_WHAT YOU SHOULD DO_
Gather every line holding the string "type".

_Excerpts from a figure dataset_
+ + + + +
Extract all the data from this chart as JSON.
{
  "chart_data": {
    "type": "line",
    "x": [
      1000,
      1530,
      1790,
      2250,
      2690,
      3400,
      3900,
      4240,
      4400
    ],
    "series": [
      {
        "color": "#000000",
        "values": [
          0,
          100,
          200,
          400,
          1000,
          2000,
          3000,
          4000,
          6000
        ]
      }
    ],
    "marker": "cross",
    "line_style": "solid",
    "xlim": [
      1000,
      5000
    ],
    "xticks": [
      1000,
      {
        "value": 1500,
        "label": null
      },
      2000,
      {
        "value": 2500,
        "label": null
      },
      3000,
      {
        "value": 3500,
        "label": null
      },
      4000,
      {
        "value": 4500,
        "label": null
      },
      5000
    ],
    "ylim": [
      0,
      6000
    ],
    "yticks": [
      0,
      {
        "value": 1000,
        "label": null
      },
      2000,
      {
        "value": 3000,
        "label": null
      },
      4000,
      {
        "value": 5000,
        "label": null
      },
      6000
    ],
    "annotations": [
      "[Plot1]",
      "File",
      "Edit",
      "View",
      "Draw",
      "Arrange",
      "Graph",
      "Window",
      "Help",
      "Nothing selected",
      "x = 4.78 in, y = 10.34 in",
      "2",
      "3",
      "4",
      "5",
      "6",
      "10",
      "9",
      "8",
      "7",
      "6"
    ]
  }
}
+ + + + +
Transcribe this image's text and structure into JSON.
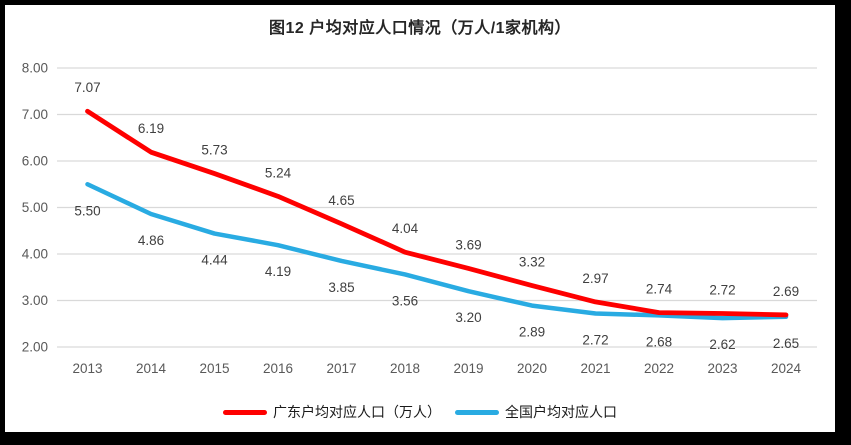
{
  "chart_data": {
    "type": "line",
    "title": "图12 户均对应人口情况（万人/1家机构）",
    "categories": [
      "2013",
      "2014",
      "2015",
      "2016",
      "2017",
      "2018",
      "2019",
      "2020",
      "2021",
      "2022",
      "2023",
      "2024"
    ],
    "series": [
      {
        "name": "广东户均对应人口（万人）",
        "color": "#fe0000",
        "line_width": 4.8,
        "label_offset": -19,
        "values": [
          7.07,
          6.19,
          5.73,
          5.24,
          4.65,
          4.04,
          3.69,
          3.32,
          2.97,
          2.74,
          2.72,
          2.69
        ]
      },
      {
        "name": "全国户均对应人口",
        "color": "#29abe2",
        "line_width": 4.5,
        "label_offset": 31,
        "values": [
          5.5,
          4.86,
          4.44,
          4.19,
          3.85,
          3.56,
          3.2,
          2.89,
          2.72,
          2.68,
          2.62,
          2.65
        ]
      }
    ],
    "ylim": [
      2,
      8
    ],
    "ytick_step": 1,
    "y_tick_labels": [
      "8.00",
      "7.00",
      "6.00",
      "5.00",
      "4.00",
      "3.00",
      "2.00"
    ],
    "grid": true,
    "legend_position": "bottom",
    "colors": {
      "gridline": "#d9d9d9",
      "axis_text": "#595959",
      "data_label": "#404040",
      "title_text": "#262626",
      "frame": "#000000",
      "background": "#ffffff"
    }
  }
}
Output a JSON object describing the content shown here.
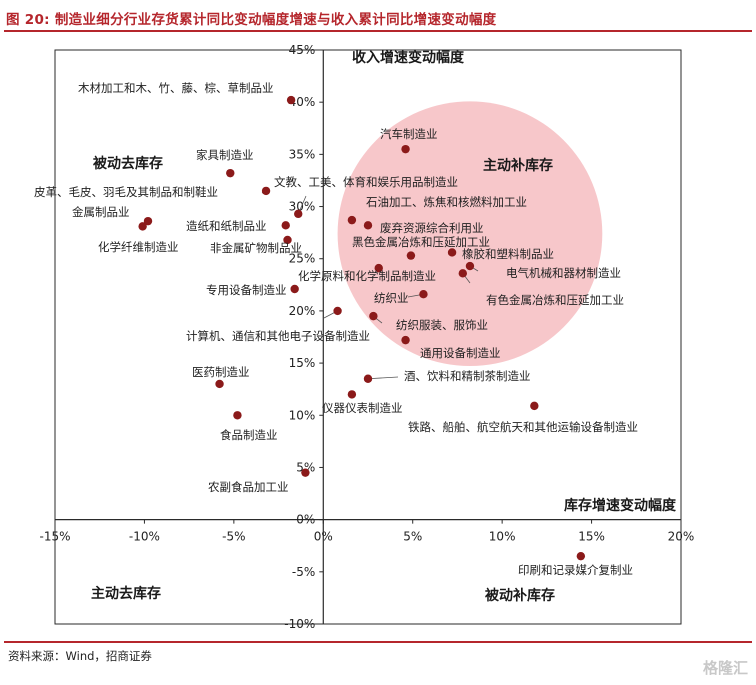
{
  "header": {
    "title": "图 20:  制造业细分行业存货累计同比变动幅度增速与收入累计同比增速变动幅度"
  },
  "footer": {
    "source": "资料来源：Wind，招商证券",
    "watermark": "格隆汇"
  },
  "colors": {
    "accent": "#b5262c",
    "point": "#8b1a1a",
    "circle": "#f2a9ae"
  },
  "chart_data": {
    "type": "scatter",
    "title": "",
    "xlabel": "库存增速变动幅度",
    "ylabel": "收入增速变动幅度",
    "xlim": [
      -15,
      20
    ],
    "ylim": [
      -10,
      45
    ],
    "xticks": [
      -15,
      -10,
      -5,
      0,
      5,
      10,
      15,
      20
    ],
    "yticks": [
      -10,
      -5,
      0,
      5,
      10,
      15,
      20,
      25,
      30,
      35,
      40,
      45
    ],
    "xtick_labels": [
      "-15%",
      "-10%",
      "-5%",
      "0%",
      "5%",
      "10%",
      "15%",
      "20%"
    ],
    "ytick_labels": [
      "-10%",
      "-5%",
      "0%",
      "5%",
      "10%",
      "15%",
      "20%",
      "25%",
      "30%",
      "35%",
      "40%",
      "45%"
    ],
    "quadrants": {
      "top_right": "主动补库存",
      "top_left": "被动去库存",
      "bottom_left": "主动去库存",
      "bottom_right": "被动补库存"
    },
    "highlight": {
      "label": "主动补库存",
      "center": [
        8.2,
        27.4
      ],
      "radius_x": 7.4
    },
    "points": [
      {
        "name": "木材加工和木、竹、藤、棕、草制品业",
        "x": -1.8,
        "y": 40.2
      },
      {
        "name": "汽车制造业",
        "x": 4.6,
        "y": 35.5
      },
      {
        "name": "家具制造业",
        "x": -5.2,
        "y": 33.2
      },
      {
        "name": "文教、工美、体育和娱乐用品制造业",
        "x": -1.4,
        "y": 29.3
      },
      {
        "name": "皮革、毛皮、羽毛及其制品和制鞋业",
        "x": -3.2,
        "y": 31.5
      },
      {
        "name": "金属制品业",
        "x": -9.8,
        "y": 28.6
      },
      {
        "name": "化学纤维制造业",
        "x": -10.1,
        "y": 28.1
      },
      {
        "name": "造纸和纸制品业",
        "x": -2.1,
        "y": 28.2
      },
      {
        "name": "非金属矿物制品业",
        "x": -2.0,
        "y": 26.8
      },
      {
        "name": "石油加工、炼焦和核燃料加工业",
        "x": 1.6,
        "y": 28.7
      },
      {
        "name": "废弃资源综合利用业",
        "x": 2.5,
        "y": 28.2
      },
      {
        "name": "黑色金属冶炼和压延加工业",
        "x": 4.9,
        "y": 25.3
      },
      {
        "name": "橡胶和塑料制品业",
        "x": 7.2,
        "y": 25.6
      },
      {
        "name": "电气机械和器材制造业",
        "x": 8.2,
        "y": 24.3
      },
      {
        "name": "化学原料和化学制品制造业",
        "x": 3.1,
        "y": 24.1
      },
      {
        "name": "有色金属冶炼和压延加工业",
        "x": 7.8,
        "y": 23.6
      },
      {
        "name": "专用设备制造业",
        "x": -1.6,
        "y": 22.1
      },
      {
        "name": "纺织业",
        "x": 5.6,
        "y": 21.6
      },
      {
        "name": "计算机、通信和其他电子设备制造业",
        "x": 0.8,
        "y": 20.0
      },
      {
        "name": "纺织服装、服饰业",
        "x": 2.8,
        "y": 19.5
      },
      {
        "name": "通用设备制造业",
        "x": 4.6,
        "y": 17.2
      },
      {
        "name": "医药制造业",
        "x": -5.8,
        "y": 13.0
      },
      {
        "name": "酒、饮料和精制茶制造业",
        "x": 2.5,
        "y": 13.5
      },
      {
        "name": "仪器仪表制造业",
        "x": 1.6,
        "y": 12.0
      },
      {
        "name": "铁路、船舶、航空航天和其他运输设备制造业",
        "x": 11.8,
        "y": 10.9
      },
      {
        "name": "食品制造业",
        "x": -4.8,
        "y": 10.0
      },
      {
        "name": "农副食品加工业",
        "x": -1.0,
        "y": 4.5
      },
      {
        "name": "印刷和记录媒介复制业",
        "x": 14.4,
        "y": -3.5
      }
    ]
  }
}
+ + + + +
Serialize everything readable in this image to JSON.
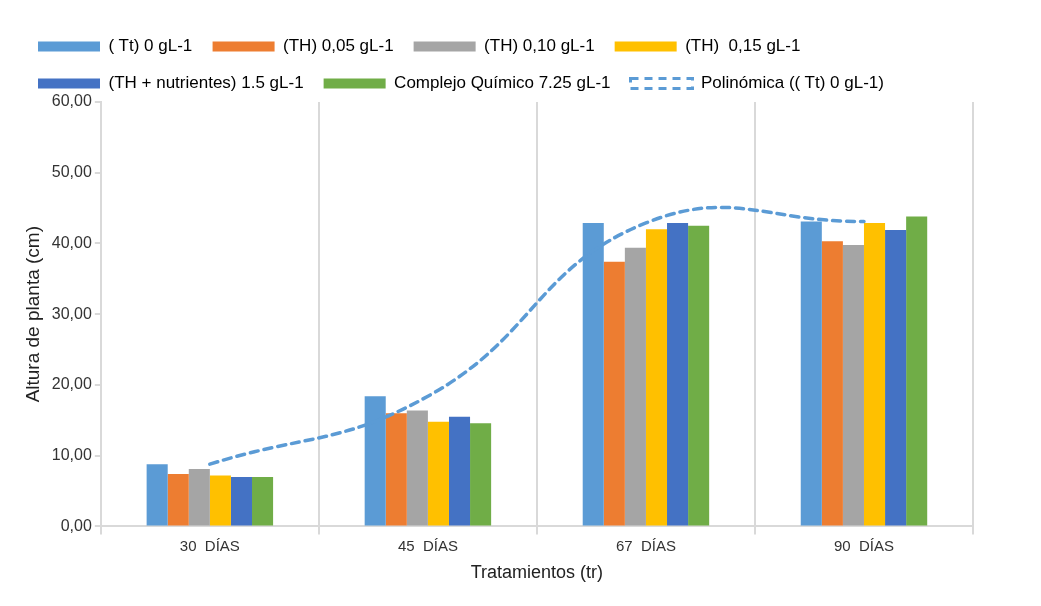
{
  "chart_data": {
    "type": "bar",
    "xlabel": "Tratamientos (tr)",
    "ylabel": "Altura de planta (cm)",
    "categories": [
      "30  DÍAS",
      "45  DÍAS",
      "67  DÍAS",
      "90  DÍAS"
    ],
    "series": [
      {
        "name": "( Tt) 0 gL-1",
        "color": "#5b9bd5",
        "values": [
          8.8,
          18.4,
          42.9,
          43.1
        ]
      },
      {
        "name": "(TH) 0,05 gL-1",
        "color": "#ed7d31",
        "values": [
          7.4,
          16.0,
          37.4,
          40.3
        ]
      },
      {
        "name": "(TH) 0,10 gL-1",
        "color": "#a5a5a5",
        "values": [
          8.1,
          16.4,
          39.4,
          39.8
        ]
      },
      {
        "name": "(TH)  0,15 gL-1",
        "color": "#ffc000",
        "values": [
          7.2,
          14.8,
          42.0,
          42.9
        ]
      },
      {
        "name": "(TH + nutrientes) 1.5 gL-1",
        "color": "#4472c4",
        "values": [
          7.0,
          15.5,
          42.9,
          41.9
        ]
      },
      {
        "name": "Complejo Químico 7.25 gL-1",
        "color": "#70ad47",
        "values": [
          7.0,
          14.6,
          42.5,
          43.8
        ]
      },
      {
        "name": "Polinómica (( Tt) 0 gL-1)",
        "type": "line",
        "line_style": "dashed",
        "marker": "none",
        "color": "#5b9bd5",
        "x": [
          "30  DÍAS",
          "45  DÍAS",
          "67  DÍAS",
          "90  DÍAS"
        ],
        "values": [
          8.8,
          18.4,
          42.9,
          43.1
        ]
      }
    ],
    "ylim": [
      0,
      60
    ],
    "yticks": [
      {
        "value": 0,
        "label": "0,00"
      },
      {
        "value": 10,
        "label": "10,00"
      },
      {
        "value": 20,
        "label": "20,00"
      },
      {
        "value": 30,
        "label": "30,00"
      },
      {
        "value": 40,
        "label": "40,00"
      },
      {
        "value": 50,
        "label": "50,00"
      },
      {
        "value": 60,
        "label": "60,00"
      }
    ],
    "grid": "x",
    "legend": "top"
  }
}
+ + + + +
_EXPECTED ANSWER_
    "type": "line",
    "type": "line",
    "type": "scatter",
    "type": "bar",
        "type": "line",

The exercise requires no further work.